STORED DATA.

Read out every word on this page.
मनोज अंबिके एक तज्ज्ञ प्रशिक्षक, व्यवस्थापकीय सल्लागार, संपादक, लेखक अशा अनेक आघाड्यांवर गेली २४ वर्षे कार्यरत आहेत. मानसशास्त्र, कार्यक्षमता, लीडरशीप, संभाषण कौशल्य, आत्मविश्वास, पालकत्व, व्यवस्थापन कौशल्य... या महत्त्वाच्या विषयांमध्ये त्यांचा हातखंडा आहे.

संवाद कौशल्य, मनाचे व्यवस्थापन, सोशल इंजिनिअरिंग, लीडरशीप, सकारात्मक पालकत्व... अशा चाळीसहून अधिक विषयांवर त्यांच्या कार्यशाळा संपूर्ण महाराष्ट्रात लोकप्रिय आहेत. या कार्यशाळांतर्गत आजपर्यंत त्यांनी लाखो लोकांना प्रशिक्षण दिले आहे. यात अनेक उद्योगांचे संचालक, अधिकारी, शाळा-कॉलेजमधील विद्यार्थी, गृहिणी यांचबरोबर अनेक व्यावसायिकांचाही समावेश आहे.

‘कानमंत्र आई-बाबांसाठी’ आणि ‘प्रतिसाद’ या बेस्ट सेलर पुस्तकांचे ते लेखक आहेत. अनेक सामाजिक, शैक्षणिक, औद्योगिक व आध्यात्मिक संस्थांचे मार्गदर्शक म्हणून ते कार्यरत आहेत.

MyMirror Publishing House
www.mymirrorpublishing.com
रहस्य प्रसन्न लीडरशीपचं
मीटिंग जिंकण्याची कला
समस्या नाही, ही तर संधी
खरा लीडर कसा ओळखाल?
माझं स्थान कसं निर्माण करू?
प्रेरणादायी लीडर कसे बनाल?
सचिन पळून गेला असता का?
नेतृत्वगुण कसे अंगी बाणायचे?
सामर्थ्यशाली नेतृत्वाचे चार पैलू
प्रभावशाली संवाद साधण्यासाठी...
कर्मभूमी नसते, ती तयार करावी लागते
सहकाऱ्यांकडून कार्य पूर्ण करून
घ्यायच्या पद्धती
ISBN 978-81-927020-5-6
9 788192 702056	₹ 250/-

AIM. Above are some records; extract every one of them exactly.

SOLVED EXERCISE.
Read out every word on this page.
मनोज अंबिके एक तज्ज्ञ प्रशिक्षक, व्यवस्थापकीय सल्लागार, संपादक, लेखक अशा अनेक आघाड्यांवर गेली २४ वर्षे कार्यरत आहेत. मानसशास्त्र, कार्यक्षमता, लीडरशीप, संभाषण कौशल्य, आत्मविश्वास, पालकत्व, व्यवस्थापन कौशल्य... या महत्त्वाच्या विषयांमध्ये त्यांचा हातखंडा आहे.

संवाद कौशल्य, मनाचे व्यवस्थापन, सोशल इंजिनिअरिंग, लीडरशीप, सकारात्मक पालकत्व... अशा चाळीसहून अधिक विषयांवर त्यांच्या कार्यशाळा संपूर्ण महाराष्ट्रात लोकप्रिय आहेत. या कार्यशाळांतर्गत आजपर्यंत त्यांनी लाखो लोकांना प्रशिक्षण दिले आहे. यात अनेक उद्योगांचे संचालक, अधिकारी, शाळा-कॉलेजमधील विद्यार्थी, गृहिणी यांचबरोबर अनेक व्यावसायिकांचाही समावेश आहे.

‘कानमंत्र आई-बाबांसाठी’ आणि ‘प्रतिसाद’ या बेस्ट सेलर पुस्तकांचे ते लेखक आहेत. अनेक सामाजिक, शैक्षणिक, औद्योगिक व आध्यात्मिक संस्थांचे मार्गदर्शक म्हणून ते कार्यरत आहेत.

MyMirror Publishing House
www.mymirrorpublishing.com
रहस्य प्रसन्न लीडरशीपचं
मीटिंग जिंकण्याची कला
समस्या नाही, ही तर संधी
खरा लीडर कसा ओळखाल?
माझं स्थान कसं निर्माण करू?
प्रेरणादायी लीडर कसे बनाल?
सचिन पळून गेला असता का?
नेतृत्वगुण कसे अंगी बाणायचे?
सामर्थ्यशाली नेतृत्वाचे चार पैलू
प्रभावशाली संवाद साधण्यासाठी...
कर्मभूमी नसते, ती तयार करावी लागते
सहकाऱ्यांकडून कार्य पूर्ण करून
घ्यायच्या पद्धती
ISBN 978-81-927020-5-6
9 788192 702056	₹ 250/-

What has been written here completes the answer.